THE PROBLEM: Quote the whole listing word for word, please.

★ ★ ★ ★ ★

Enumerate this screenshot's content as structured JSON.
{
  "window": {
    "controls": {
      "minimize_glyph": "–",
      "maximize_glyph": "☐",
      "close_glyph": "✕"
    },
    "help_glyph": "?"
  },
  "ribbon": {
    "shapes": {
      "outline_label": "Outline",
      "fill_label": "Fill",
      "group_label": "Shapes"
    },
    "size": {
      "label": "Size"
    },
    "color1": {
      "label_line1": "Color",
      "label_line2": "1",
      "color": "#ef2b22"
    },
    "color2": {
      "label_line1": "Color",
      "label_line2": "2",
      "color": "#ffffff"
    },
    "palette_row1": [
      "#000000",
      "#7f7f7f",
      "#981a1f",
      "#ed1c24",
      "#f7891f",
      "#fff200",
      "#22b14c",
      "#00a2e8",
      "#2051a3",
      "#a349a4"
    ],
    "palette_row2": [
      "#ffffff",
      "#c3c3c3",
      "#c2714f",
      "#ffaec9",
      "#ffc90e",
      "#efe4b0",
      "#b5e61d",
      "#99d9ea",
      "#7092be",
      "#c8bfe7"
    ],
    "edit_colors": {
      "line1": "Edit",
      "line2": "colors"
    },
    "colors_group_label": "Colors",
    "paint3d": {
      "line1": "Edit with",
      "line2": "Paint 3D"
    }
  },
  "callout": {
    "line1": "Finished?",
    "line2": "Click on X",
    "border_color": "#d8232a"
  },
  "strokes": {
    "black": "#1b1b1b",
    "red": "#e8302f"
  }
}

★ ★ ★ ★ ★

THE ANSWER:
Enumerate this screenshot's content as structured JSON.
{
  "window": {
    "controls": {
      "minimize_glyph": "–",
      "maximize_glyph": "☐",
      "close_glyph": "✕"
    },
    "help_glyph": "?"
  },
  "ribbon": {
    "shapes": {
      "outline_label": "Outline",
      "fill_label": "Fill",
      "group_label": "Shapes"
    },
    "size": {
      "label": "Size"
    },
    "color1": {
      "label_line1": "Color",
      "label_line2": "1",
      "color": "#ef2b22"
    },
    "color2": {
      "label_line1": "Color",
      "label_line2": "2",
      "color": "#ffffff"
    },
    "palette_row1": [
      "#000000",
      "#7f7f7f",
      "#981a1f",
      "#ed1c24",
      "#f7891f",
      "#fff200",
      "#22b14c",
      "#00a2e8",
      "#2051a3",
      "#a349a4"
    ],
    "palette_row2": [
      "#ffffff",
      "#c3c3c3",
      "#c2714f",
      "#ffaec9",
      "#ffc90e",
      "#efe4b0",
      "#b5e61d",
      "#99d9ea",
      "#7092be",
      "#c8bfe7"
    ],
    "edit_colors": {
      "line1": "Edit",
      "line2": "colors"
    },
    "colors_group_label": "Colors",
    "paint3d": {
      "line1": "Edit with",
      "line2": "Paint 3D"
    }
  },
  "callout": {
    "line1": "Finished?",
    "line2": "Click on X",
    "border_color": "#d8232a"
  },
  "strokes": {
    "black": "#1b1b1b",
    "red": "#e8302f"
  }
}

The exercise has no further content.